═══ Data records ═══

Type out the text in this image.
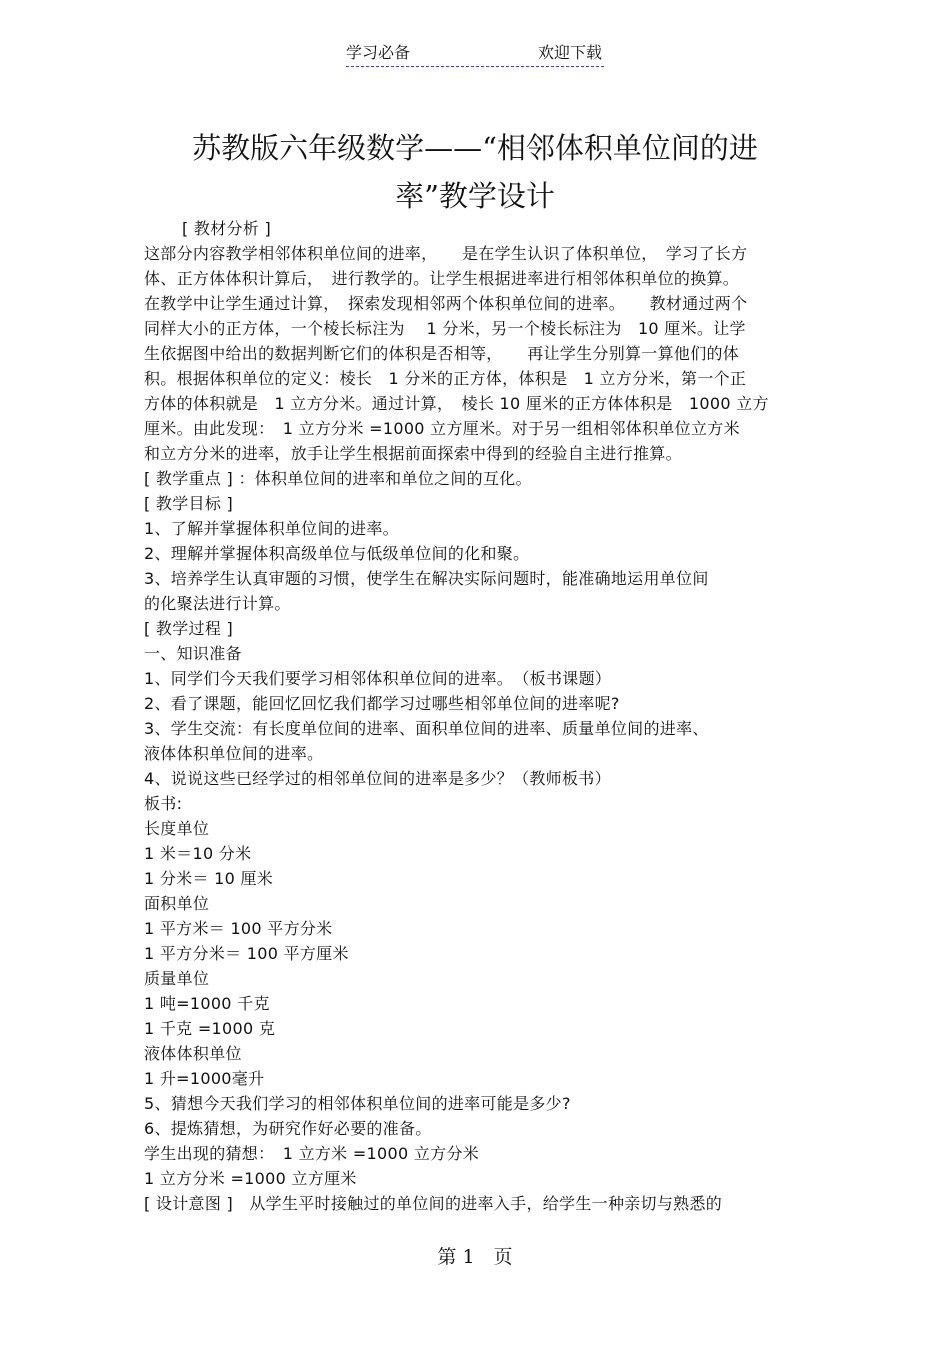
学习必备	欢迎下载
苏教版六年级数学——“相邻体积单位间的进
率”教学设计
[ 教材分析 ]
这部分内容教学相邻体积单位间的进率，　　是在学生认识了体积单位，　学习了长方
体、正方体体积计算后，　进行教学的。让学生根据进率进行相邻体积单位的换算。
在教学中让学生通过计算，　探索发现相邻两个体积单位间的进率。　　教材通过两个
同样大小的正方体，一个棱长标注为　 1 分米，另一个棱长标注为　10 厘米。让学
生依据图中给出的数据判断它们的体积是否相等，　　再让学生分别算一算他们的体
积。根据体积单位的定义：棱长　1 分米的正方体，体积是　1 立方分米，第一个正
方体的体积就是　1 立方分米。通过计算，　棱长 10 厘米的正方体体积是　1000 立方
厘米。由此发现：　1 立方分米 =1000 立方厘米。对于另一组相邻体积单位立方米
和立方分米的进率，放手让学生根据前面探索中得到的经验自主进行推算。
[ 教学重点 ] ：体积单位间的进率和单位之间的互化。
[ 教学目标 ]
1、了解并掌握体积单位间的进率。
2、理解并掌握体积高级单位与低级单位间的化和聚。
3、培养学生认真审题的习惯，使学生在解决实际问题时，能准确地运用单位间
的化聚法进行计算。
[ 教学过程 ]
一、知识准备
1、同学们今天我们要学习相邻体积单位间的进率。　（板书课题）
2、看了课题，能回忆回忆我们都学习过哪些相邻单位间的进率呢?
3、学生交流：有长度单位间的进率、面积单位间的进率、质量单位间的进率、
液体体积单位间的进率。
4、说说这些已经学过的相邻单位间的进率是多少？（教师板书）
板书:
长度单位
1 米＝10 分米
1 分米＝ 10 厘米
面积单位
1 平方米＝ 100 平方分米
1 平方分米＝ 100 平方厘米
质量单位
1 吨=1000 千克
1 千克 =1000 克
液体体积单位
1 升=1000毫升
5、猜想今天我们学习的相邻体积单位间的进率可能是多少?
6、提炼猜想，为研究作好必要的准备。
学生出现的猜想：　1 立方米 =1000 立方分米
1 立方分米 =1000 立方厘米
[ 设计意图 ]　从学生平时接触过的单位间的进率入手，给学生一种亲切与熟悉的
第 1　页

═══

*Task prompt*: Copy the data character for character, but drop all pictures from the copy.

*Completed exercise*:
Type out the text in this image.
学习必备	欢迎下载
苏教版六年级数学——“相邻体积单位间的进
率”教学设计
[ 教材分析 ]
这部分内容教学相邻体积单位间的进率，　　是在学生认识了体积单位，　学习了长方
体、正方体体积计算后，　进行教学的。让学生根据进率进行相邻体积单位的换算。
在教学中让学生通过计算，　探索发现相邻两个体积单位间的进率。　　教材通过两个
同样大小的正方体，一个棱长标注为　 1 分米，另一个棱长标注为　10 厘米。让学
生依据图中给出的数据判断它们的体积是否相等，　　再让学生分别算一算他们的体
积。根据体积单位的定义：棱长　1 分米的正方体，体积是　1 立方分米，第一个正
方体的体积就是　1 立方分米。通过计算，　棱长 10 厘米的正方体体积是　1000 立方
厘米。由此发现：　1 立方分米 =1000 立方厘米。对于另一组相邻体积单位立方米
和立方分米的进率，放手让学生根据前面探索中得到的经验自主进行推算。
[ 教学重点 ] ：体积单位间的进率和单位之间的互化。
[ 教学目标 ]
1、了解并掌握体积单位间的进率。
2、理解并掌握体积高级单位与低级单位间的化和聚。
3、培养学生认真审题的习惯，使学生在解决实际问题时，能准确地运用单位间
的化聚法进行计算。
[ 教学过程 ]
一、知识准备
1、同学们今天我们要学习相邻体积单位间的进率。　（板书课题）
2、看了课题，能回忆回忆我们都学习过哪些相邻单位间的进率呢?
3、学生交流：有长度单位间的进率、面积单位间的进率、质量单位间的进率、
液体体积单位间的进率。
4、说说这些已经学过的相邻单位间的进率是多少？（教师板书）
板书:
长度单位
1 米＝10 分米
1 分米＝ 10 厘米
面积单位
1 平方米＝ 100 平方分米
1 平方分米＝ 100 平方厘米
质量单位
1 吨=1000 千克
1 千克 =1000 克
液体体积单位
1 升=1000毫升
5、猜想今天我们学习的相邻体积单位间的进率可能是多少?
6、提炼猜想，为研究作好必要的准备。
学生出现的猜想：　1 立方米 =1000 立方分米
1 立方分米 =1000 立方厘米
[ 设计意图 ]　从学生平时接触过的单位间的进率入手，给学生一种亲切与熟悉的
第 1　页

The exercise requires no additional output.